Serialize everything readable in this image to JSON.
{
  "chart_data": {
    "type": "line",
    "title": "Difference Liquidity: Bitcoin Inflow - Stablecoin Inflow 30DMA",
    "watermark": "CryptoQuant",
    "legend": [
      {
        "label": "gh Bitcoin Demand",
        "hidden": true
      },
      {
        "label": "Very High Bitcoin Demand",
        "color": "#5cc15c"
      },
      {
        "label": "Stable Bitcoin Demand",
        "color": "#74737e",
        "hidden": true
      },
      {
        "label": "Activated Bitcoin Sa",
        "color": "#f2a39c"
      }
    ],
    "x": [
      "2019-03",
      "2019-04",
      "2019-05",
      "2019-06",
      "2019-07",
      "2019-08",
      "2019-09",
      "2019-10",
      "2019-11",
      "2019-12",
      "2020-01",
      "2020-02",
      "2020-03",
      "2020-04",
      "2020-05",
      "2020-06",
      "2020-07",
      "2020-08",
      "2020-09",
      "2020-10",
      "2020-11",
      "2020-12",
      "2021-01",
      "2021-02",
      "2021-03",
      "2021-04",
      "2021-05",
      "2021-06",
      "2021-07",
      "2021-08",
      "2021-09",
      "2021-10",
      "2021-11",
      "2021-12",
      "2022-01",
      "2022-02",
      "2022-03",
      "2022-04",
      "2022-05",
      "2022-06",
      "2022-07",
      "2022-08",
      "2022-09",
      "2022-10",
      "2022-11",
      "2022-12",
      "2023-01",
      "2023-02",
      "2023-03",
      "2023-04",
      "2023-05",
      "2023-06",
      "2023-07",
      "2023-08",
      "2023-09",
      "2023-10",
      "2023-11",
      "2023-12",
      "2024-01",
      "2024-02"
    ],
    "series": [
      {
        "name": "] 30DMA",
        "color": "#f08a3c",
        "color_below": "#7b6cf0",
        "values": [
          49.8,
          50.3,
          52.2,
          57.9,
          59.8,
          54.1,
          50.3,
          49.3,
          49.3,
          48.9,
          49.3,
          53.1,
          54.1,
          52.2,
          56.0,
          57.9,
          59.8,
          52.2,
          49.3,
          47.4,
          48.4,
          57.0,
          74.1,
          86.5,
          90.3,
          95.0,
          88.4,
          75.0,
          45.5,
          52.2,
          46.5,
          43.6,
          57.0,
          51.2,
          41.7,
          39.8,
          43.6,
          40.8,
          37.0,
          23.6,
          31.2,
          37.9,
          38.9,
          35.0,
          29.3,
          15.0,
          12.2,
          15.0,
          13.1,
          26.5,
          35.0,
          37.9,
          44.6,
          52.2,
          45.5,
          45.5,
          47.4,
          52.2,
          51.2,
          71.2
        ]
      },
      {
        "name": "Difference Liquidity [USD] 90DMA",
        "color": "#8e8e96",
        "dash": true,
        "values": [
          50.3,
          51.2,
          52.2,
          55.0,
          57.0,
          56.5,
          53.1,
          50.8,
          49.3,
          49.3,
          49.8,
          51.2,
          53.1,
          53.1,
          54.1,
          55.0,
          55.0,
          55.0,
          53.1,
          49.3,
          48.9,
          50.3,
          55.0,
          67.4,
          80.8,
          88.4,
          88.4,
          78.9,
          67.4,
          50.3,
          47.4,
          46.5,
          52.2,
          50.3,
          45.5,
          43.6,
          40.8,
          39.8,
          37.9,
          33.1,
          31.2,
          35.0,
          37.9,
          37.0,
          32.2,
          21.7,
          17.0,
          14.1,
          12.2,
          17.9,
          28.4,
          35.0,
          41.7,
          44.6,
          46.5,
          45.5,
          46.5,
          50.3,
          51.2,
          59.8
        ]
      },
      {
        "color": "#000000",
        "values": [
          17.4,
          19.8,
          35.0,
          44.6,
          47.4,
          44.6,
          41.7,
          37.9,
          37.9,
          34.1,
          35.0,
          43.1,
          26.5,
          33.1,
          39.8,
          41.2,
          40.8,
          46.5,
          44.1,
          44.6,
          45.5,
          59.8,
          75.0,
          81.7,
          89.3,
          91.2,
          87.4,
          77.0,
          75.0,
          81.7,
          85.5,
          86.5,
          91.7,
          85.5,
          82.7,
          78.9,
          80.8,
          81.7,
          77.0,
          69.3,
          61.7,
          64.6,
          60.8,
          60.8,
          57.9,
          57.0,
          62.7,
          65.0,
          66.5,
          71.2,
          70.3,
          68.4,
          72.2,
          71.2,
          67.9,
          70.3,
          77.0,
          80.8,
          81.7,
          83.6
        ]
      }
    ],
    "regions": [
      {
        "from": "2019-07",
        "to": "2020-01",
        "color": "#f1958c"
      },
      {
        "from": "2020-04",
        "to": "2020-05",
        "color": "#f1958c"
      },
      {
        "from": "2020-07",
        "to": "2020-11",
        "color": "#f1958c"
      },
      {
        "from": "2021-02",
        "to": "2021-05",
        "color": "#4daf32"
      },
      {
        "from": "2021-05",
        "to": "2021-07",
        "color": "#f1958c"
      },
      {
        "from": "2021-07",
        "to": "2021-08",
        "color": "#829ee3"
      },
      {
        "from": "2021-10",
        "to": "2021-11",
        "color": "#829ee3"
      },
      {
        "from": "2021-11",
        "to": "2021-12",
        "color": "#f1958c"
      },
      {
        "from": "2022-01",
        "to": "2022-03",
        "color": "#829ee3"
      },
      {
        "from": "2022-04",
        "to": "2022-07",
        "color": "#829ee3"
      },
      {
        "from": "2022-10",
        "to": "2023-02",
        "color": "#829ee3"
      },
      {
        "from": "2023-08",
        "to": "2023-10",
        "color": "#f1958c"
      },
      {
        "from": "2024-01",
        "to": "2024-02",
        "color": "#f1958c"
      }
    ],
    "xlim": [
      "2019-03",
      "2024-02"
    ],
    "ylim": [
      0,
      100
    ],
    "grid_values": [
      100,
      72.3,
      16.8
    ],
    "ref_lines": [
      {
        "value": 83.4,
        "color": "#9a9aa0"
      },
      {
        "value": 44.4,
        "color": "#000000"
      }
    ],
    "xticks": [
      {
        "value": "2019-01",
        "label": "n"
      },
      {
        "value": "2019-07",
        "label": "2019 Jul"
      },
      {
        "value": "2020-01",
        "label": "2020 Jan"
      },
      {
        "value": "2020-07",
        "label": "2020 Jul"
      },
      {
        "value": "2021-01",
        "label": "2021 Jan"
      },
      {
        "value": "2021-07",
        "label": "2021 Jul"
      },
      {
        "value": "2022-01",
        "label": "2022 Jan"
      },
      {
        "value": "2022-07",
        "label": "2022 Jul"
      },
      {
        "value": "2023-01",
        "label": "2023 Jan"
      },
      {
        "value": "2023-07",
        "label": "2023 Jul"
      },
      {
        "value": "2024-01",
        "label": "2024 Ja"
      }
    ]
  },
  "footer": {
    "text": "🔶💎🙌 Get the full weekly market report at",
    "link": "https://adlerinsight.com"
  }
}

What the task asks → Pull out each record as written and restate it exactly.

Exercise solution →
Serialize everything readable in this image to JSON.
{
  "chart_data": {
    "type": "line",
    "title": "Difference Liquidity: Bitcoin Inflow - Stablecoin Inflow 30DMA",
    "watermark": "CryptoQuant",
    "legend": [
      {
        "label": "gh Bitcoin Demand",
        "hidden": true
      },
      {
        "label": "Very High Bitcoin Demand",
        "color": "#5cc15c"
      },
      {
        "label": "Stable Bitcoin Demand",
        "color": "#74737e",
        "hidden": true
      },
      {
        "label": "Activated Bitcoin Sa",
        "color": "#f2a39c"
      }
    ],
    "x": [
      "2019-03",
      "2019-04",
      "2019-05",
      "2019-06",
      "2019-07",
      "2019-08",
      "2019-09",
      "2019-10",
      "2019-11",
      "2019-12",
      "2020-01",
      "2020-02",
      "2020-03",
      "2020-04",
      "2020-05",
      "2020-06",
      "2020-07",
      "2020-08",
      "2020-09",
      "2020-10",
      "2020-11",
      "2020-12",
      "2021-01",
      "2021-02",
      "2021-03",
      "2021-04",
      "2021-05",
      "2021-06",
      "2021-07",
      "2021-08",
      "2021-09",
      "2021-10",
      "2021-11",
      "2021-12",
      "2022-01",
      "2022-02",
      "2022-03",
      "2022-04",
      "2022-05",
      "2022-06",
      "2022-07",
      "2022-08",
      "2022-09",
      "2022-10",
      "2022-11",
      "2022-12",
      "2023-01",
      "2023-02",
      "2023-03",
      "2023-04",
      "2023-05",
      "2023-06",
      "2023-07",
      "2023-08",
      "2023-09",
      "2023-10",
      "2023-11",
      "2023-12",
      "2024-01",
      "2024-02"
    ],
    "series": [
      {
        "name": "] 30DMA",
        "color": "#f08a3c",
        "color_below": "#7b6cf0",
        "values": [
          49.8,
          50.3,
          52.2,
          57.9,
          59.8,
          54.1,
          50.3,
          49.3,
          49.3,
          48.9,
          49.3,
          53.1,
          54.1,
          52.2,
          56.0,
          57.9,
          59.8,
          52.2,
          49.3,
          47.4,
          48.4,
          57.0,
          74.1,
          86.5,
          90.3,
          95.0,
          88.4,
          75.0,
          45.5,
          52.2,
          46.5,
          43.6,
          57.0,
          51.2,
          41.7,
          39.8,
          43.6,
          40.8,
          37.0,
          23.6,
          31.2,
          37.9,
          38.9,
          35.0,
          29.3,
          15.0,
          12.2,
          15.0,
          13.1,
          26.5,
          35.0,
          37.9,
          44.6,
          52.2,
          45.5,
          45.5,
          47.4,
          52.2,
          51.2,
          71.2
        ]
      },
      {
        "name": "Difference Liquidity [USD] 90DMA",
        "color": "#8e8e96",
        "dash": true,
        "values": [
          50.3,
          51.2,
          52.2,
          55.0,
          57.0,
          56.5,
          53.1,
          50.8,
          49.3,
          49.3,
          49.8,
          51.2,
          53.1,
          53.1,
          54.1,
          55.0,
          55.0,
          55.0,
          53.1,
          49.3,
          48.9,
          50.3,
          55.0,
          67.4,
          80.8,
          88.4,
          88.4,
          78.9,
          67.4,
          50.3,
          47.4,
          46.5,
          52.2,
          50.3,
          45.5,
          43.6,
          40.8,
          39.8,
          37.9,
          33.1,
          31.2,
          35.0,
          37.9,
          37.0,
          32.2,
          21.7,
          17.0,
          14.1,
          12.2,
          17.9,
          28.4,
          35.0,
          41.7,
          44.6,
          46.5,
          45.5,
          46.5,
          50.3,
          51.2,
          59.8
        ]
      },
      {
        "color": "#000000",
        "values": [
          17.4,
          19.8,
          35.0,
          44.6,
          47.4,
          44.6,
          41.7,
          37.9,
          37.9,
          34.1,
          35.0,
          43.1,
          26.5,
          33.1,
          39.8,
          41.2,
          40.8,
          46.5,
          44.1,
          44.6,
          45.5,
          59.8,
          75.0,
          81.7,
          89.3,
          91.2,
          87.4,
          77.0,
          75.0,
          81.7,
          85.5,
          86.5,
          91.7,
          85.5,
          82.7,
          78.9,
          80.8,
          81.7,
          77.0,
          69.3,
          61.7,
          64.6,
          60.8,
          60.8,
          57.9,
          57.0,
          62.7,
          65.0,
          66.5,
          71.2,
          70.3,
          68.4,
          72.2,
          71.2,
          67.9,
          70.3,
          77.0,
          80.8,
          81.7,
          83.6
        ]
      }
    ],
    "regions": [
      {
        "from": "2019-07",
        "to": "2020-01",
        "color": "#f1958c"
      },
      {
        "from": "2020-04",
        "to": "2020-05",
        "color": "#f1958c"
      },
      {
        "from": "2020-07",
        "to": "2020-11",
        "color": "#f1958c"
      },
      {
        "from": "2021-02",
        "to": "2021-05",
        "color": "#4daf32"
      },
      {
        "from": "2021-05",
        "to": "2021-07",
        "color": "#f1958c"
      },
      {
        "from": "2021-07",
        "to": "2021-08",
        "color": "#829ee3"
      },
      {
        "from": "2021-10",
        "to": "2021-11",
        "color": "#829ee3"
      },
      {
        "from": "2021-11",
        "to": "2021-12",
        "color": "#f1958c"
      },
      {
        "from": "2022-01",
        "to": "2022-03",
        "color": "#829ee3"
      },
      {
        "from": "2022-04",
        "to": "2022-07",
        "color": "#829ee3"
      },
      {
        "from": "2022-10",
        "to": "2023-02",
        "color": "#829ee3"
      },
      {
        "from": "2023-08",
        "to": "2023-10",
        "color": "#f1958c"
      },
      {
        "from": "2024-01",
        "to": "2024-02",
        "color": "#f1958c"
      }
    ],
    "xlim": [
      "2019-03",
      "2024-02"
    ],
    "ylim": [
      0,
      100
    ],
    "grid_values": [
      100,
      72.3,
      16.8
    ],
    "ref_lines": [
      {
        "value": 83.4,
        "color": "#9a9aa0"
      },
      {
        "value": 44.4,
        "color": "#000000"
      }
    ],
    "xticks": [
      {
        "value": "2019-01",
        "label": "n"
      },
      {
        "value": "2019-07",
        "label": "2019 Jul"
      },
      {
        "value": "2020-01",
        "label": "2020 Jan"
      },
      {
        "value": "2020-07",
        "label": "2020 Jul"
      },
      {
        "value": "2021-01",
        "label": "2021 Jan"
      },
      {
        "value": "2021-07",
        "label": "2021 Jul"
      },
      {
        "value": "2022-01",
        "label": "2022 Jan"
      },
      {
        "value": "2022-07",
        "label": "2022 Jul"
      },
      {
        "value": "2023-01",
        "label": "2023 Jan"
      },
      {
        "value": "2023-07",
        "label": "2023 Jul"
      },
      {
        "value": "2024-01",
        "label": "2024 Ja"
      }
    ]
  },
  "footer": {
    "text": "🔶💎🙌 Get the full weekly market report at",
    "link": "https://adlerinsight.com"
  }
}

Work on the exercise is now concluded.